What is needed:
Return the full listing exactly as it is written.

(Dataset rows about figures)
====

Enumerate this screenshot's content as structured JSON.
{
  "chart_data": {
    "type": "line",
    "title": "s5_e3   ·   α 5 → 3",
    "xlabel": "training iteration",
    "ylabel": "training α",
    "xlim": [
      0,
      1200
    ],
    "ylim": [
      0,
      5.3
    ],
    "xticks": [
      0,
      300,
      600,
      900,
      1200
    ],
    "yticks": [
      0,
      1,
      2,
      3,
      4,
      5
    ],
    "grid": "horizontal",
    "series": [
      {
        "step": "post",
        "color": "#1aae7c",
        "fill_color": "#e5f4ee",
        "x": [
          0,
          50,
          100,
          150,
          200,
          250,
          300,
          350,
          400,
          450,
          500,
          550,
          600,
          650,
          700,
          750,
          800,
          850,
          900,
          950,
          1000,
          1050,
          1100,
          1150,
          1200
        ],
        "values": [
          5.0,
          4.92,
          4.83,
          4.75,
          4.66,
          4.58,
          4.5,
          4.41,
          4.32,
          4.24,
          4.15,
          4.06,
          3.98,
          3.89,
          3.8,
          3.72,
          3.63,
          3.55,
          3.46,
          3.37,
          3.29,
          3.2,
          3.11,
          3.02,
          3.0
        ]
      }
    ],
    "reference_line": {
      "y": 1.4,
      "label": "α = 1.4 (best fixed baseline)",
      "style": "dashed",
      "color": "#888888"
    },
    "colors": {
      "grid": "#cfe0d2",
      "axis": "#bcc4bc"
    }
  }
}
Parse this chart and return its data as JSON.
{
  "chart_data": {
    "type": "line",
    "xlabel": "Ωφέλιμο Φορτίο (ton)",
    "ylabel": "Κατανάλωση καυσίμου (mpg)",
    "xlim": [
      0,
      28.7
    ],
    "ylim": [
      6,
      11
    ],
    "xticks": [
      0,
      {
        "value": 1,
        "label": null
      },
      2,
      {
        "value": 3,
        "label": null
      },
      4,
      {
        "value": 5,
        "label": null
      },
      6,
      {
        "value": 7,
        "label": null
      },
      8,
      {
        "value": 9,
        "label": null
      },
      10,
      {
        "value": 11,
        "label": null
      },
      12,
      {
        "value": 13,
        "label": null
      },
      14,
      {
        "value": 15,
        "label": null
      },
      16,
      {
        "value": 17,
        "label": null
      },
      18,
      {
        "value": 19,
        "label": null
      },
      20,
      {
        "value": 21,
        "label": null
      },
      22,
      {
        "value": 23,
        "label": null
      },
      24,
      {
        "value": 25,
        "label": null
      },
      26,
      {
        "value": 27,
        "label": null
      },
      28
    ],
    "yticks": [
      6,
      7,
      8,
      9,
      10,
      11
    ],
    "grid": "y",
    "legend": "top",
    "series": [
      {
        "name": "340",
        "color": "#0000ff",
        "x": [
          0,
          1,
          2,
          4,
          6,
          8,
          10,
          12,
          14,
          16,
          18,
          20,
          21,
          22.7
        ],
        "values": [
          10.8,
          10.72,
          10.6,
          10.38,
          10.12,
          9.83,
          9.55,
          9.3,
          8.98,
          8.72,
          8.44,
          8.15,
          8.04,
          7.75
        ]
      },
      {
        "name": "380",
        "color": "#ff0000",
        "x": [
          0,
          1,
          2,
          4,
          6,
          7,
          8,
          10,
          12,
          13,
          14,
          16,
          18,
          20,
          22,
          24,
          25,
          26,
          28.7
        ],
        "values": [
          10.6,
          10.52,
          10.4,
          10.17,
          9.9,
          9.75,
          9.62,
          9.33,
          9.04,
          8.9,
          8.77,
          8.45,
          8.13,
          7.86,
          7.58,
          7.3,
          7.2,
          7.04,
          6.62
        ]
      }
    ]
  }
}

====

The reply:
Enumerate this screenshot's content as structured JSON.
{
  "chart_data": {
    "type": "line",
    "title": "s5_e3   ·   α 5 → 3",
    "xlabel": "training iteration",
    "ylabel": "training α",
    "xlim": [
      0,
      1200
    ],
    "ylim": [
      0,
      5.3
    ],
    "xticks": [
      0,
      300,
      600,
      900,
      1200
    ],
    "yticks": [
      0,
      1,
      2,
      3,
      4,
      5
    ],
    "grid": "horizontal",
    "series": [
      {
        "step": "post",
        "color": "#1aae7c",
        "fill_color": "#e5f4ee",
        "x": [
          0,
          50,
          100,
          150,
          200,
          250,
          300,
          350,
          400,
          450,
          500,
          550,
          600,
          650,
          700,
          750,
          800,
          850,
          900,
          950,
          1000,
          1050,
          1100,
          1150,
          1200
        ],
        "values": [
          5.0,
          4.92,
          4.83,
          4.75,
          4.66,
          4.58,
          4.5,
          4.41,
          4.32,
          4.24,
          4.15,
          4.06,
          3.98,
          3.89,
          3.8,
          3.72,
          3.63,
          3.55,
          3.46,
          3.37,
          3.29,
          3.2,
          3.11,
          3.02,
          3.0
        ]
      }
    ],
    "reference_line": {
      "y": 1.4,
      "label": "α = 1.4 (best fixed baseline)",
      "style": "dashed",
      "color": "#888888"
    },
    "colors": {
      "grid": "#cfe0d2",
      "axis": "#bcc4bc"
    }
  }
}
Parse this chart and return its data as JSON.
{
  "chart_data": {
    "type": "line",
    "xlabel": "Ωφέλιμο Φορτίο (ton)",
    "ylabel": "Κατανάλωση καυσίμου (mpg)",
    "xlim": [
      0,
      28.7
    ],
    "ylim": [
      6,
      11
    ],
    "xticks": [
      0,
      {
        "value": 1,
        "label": null
      },
      2,
      {
        "value": 3,
        "label": null
      },
      4,
      {
        "value": 5,
        "label": null
      },
      6,
      {
        "value": 7,
        "label": null
      },
      8,
      {
        "value": 9,
        "label": null
      },
      10,
      {
        "value": 11,
        "label": null
      },
      12,
      {
        "value": 13,
        "label": null
      },
      14,
      {
        "value": 15,
        "label": null
      },
      16,
      {
        "value": 17,
        "label": null
      },
      18,
      {
        "value": 19,
        "label": null
      },
      20,
      {
        "value": 21,
        "label": null
      },
      22,
      {
        "value": 23,
        "label": null
      },
      24,
      {
        "value": 25,
        "label": null
      },
      26,
      {
        "value": 27,
        "label": null
      },
      28
    ],
    "yticks": [
      6,
      7,
      8,
      9,
      10,
      11
    ],
    "grid": "y",
    "legend": "top",
    "series": [
      {
        "name": "340",
        "color": "#0000ff",
        "x": [
          0,
          1,
          2,
          4,
          6,
          8,
          10,
          12,
          14,
          16,
          18,
          20,
          21,
          22.7
        ],
        "values": [
          10.8,
          10.72,
          10.6,
          10.38,
          10.12,
          9.83,
          9.55,
          9.3,
          8.98,
          8.72,
          8.44,
          8.15,
          8.04,
          7.75
        ]
      },
      {
        "name": "380",
        "color": "#ff0000",
        "x": [
          0,
          1,
          2,
          4,
          6,
          7,
          8,
          10,
          12,
          13,
          14,
          16,
          18,
          20,
          22,
          24,
          25,
          26,
          28.7
        ],
        "values": [
          10.6,
          10.52,
          10.4,
          10.17,
          9.9,
          9.75,
          9.62,
          9.33,
          9.04,
          8.9,
          8.77,
          8.45,
          8.13,
          7.86,
          7.58,
          7.3,
          7.2,
          7.04,
          6.62
        ]
      }
    ]
  }
}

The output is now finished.